-- begin Record list --

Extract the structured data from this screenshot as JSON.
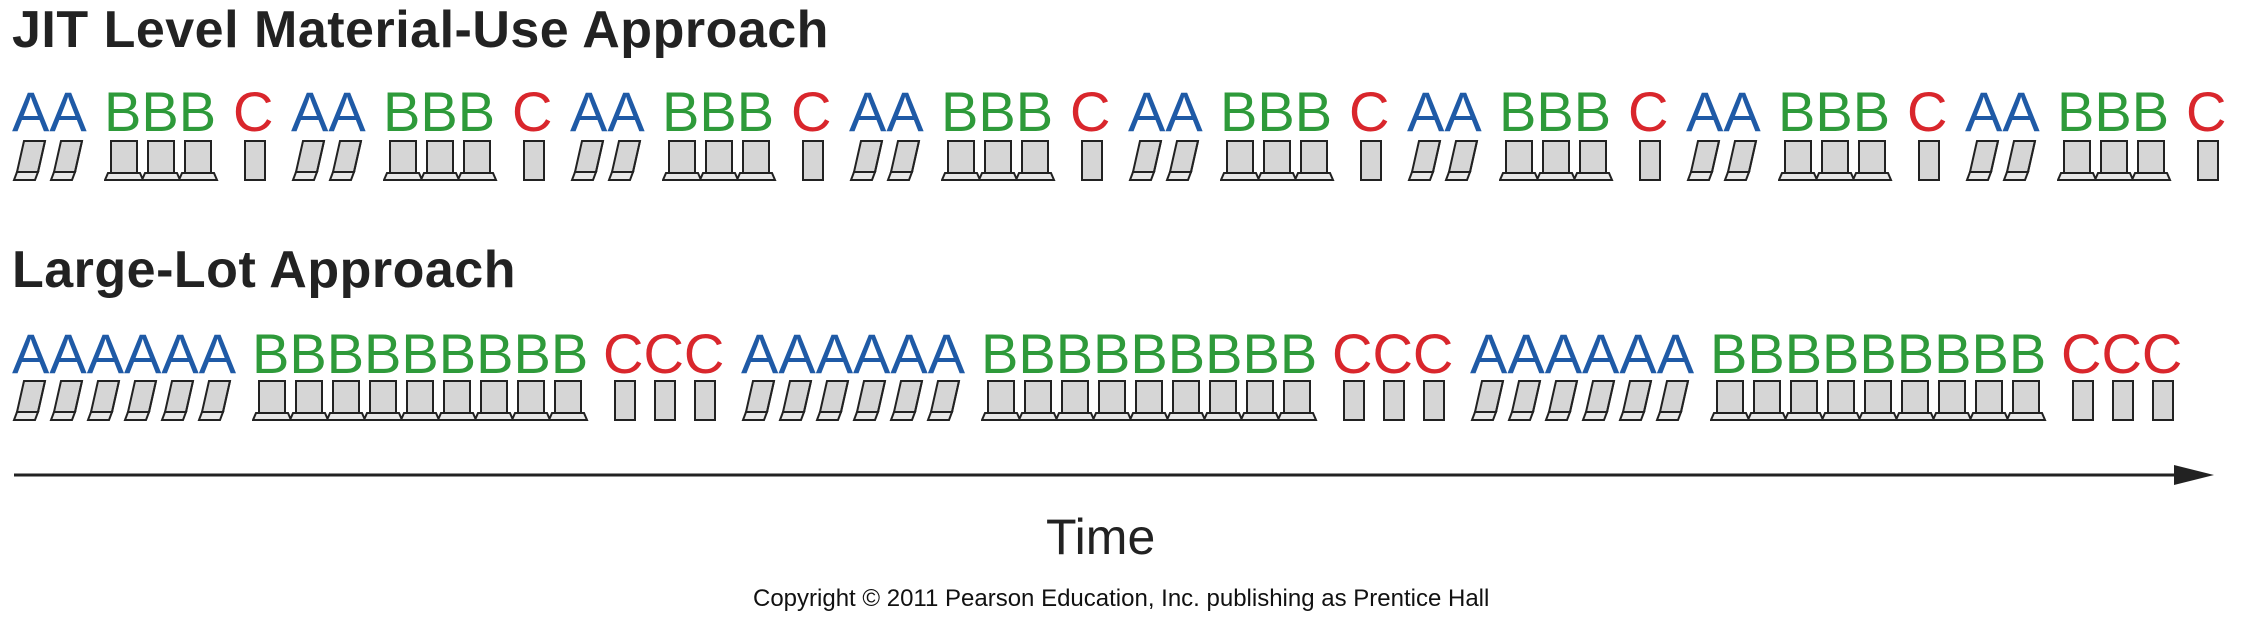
{
  "jit": {
    "title": "JIT Level Material-Use Approach",
    "pattern": [
      "AA",
      "BBB",
      "C"
    ],
    "repetitions": 8
  },
  "large_lot": {
    "title": "Large-Lot Approach",
    "pattern": [
      "AAAAAA",
      "BBBBBBBBB",
      "CCC"
    ],
    "repetitions": 3
  },
  "products": {
    "A": {
      "color": "#1f5aa6",
      "icon": "laptop-icon"
    },
    "B": {
      "color": "#2e9a3a",
      "icon": "laptop-icon"
    },
    "C": {
      "color": "#d9262c",
      "icon": "tablet-icon"
    }
  },
  "axis": {
    "label": "Time"
  },
  "copyright": "Copyright © 2011 Pearson Education, Inc. publishing as Prentice Hall"
}
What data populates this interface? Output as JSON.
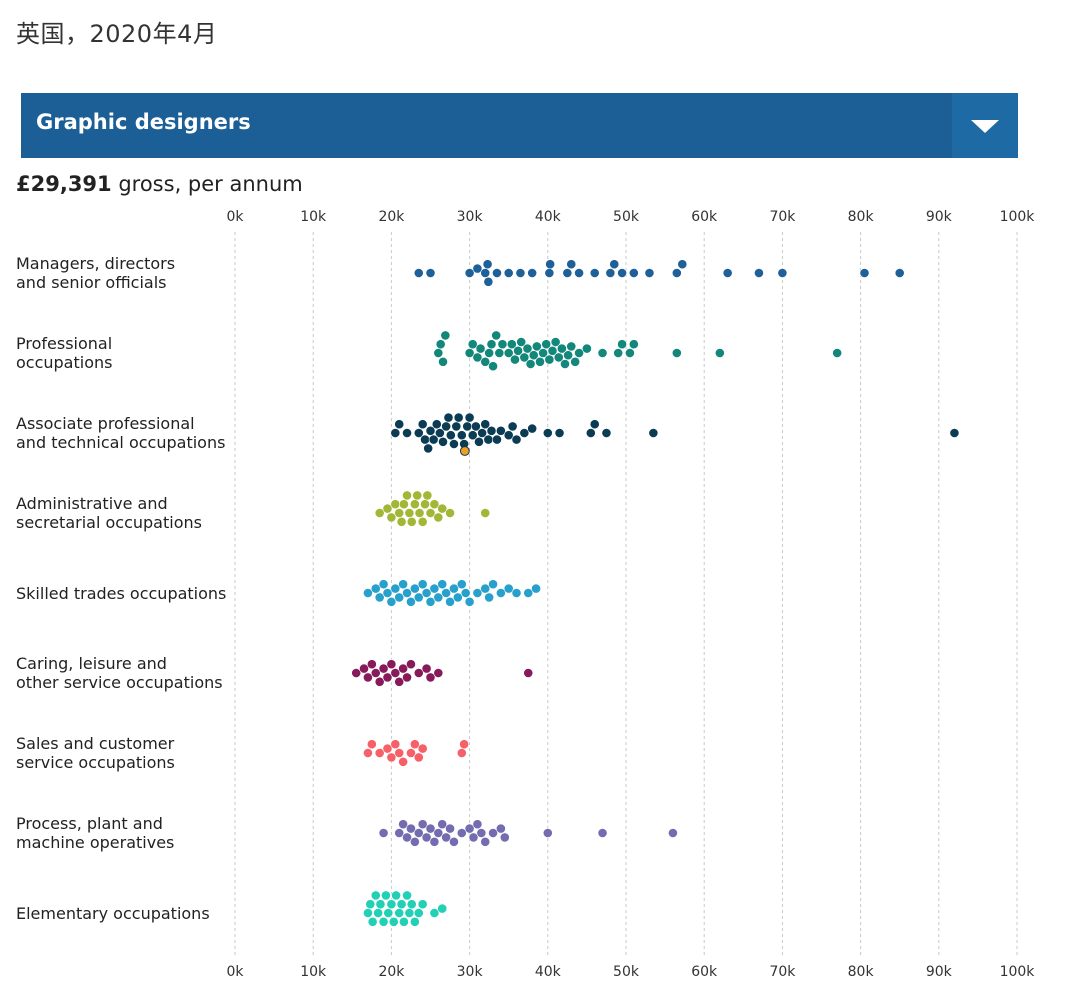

-- end Record list --

*Stated problem*
Transcribe the whole listing exactly. Pictures stay out of your copy.

*Output*
Extract the structured data from this screenshot as JSON.
{
  "jit": {
    "title": "JIT Level Material-Use Approach",
    "pattern": [
      "AA",
      "BBB",
      "C"
    ],
    "repetitions": 8
  },
  "large_lot": {
    "title": "Large-Lot Approach",
    "pattern": [
      "AAAAAA",
      "BBBBBBBBB",
      "CCC"
    ],
    "repetitions": 3
  },
  "products": {
    "A": {
      "color": "#1f5aa6",
      "icon": "laptop-icon"
    },
    "B": {
      "color": "#2e9a3a",
      "icon": "laptop-icon"
    },
    "C": {
      "color": "#d9262c",
      "icon": "tablet-icon"
    }
  },
  "axis": {
    "label": "Time"
  },
  "copyright": "Copyright © 2011 Pearson Education, Inc. publishing as Prentice Hall"
}
What data populates this interface? Output as JSON.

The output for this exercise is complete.